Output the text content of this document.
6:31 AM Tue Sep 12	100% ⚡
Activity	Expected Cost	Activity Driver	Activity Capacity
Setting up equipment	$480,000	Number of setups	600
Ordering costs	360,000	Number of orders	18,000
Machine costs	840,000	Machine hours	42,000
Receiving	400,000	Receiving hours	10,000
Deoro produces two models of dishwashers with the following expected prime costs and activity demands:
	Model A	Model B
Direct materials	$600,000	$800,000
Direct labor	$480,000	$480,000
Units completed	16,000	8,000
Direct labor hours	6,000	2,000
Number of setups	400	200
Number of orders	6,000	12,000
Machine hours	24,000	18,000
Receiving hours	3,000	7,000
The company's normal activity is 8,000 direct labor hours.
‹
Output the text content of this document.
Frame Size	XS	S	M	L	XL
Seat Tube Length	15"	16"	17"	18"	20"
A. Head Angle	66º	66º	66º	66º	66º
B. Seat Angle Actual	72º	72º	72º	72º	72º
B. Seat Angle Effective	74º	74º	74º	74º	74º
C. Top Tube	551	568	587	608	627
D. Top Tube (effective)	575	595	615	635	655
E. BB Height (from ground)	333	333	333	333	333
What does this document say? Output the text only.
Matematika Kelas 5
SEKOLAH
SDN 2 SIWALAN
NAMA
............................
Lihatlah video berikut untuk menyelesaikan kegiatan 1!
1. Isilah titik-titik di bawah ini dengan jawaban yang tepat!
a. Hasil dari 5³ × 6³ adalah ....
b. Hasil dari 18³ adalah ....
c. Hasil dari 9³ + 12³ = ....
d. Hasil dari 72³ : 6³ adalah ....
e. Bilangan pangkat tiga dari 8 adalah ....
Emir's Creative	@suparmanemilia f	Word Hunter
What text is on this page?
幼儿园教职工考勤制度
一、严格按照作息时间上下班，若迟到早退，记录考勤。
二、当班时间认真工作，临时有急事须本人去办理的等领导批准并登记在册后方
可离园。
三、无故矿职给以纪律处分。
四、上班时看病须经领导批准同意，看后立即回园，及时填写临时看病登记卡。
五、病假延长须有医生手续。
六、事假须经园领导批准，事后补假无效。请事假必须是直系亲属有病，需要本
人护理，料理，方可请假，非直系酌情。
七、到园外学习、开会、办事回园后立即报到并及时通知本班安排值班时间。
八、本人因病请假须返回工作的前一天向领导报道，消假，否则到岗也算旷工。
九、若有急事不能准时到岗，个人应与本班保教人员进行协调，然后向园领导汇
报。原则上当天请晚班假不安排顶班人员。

★ ★ ★

**Written instruction**
Retype exactly, please, each line from the line that contains "What does this" through the last line of the entries above, with nothing added.

**Correct result**
What does this document say? Output the text only.
Matematika Kelas 5
SEKOLAH
SDN 2 SIWALAN
NAMA
............................
Lihatlah video berikut untuk menyelesaikan kegiatan 1!
1. Isilah titik-titik di bawah ini dengan jawaban yang tepat!
a. Hasil dari 5³ × 6³ adalah ....
b. Hasil dari 18³ adalah ....
c. Hasil dari 9³ + 12³ = ....
d. Hasil dari 72³ : 6³ adalah ....
e. Bilangan pangkat tiga dari 8 adalah ....
Emir's Creative	@suparmanemilia f	Word Hunter
What text is on this page?
幼儿园教职工考勤制度
一、严格按照作息时间上下班，若迟到早退，记录考勤。
二、当班时间认真工作，临时有急事须本人去办理的等领导批准并登记在册后方
可离园。
三、无故矿职给以纪律处分。
四、上班时看病须经领导批准同意，看后立即回园，及时填写临时看病登记卡。
五、病假延长须有医生手续。
六、事假须经园领导批准，事后补假无效。请事假必须是直系亲属有病，需要本
人护理，料理，方可请假，非直系酌情。
七、到园外学习、开会、办事回园后立即报到并及时通知本班安排值班时间。
八、本人因病请假须返回工作的前一天向领导报道，消假，否则到岗也算旷工。
九、若有急事不能准时到岗，个人应与本班保教人员进行协调，然后向园领导汇
报。原则上当天请晚班假不安排顶班人员。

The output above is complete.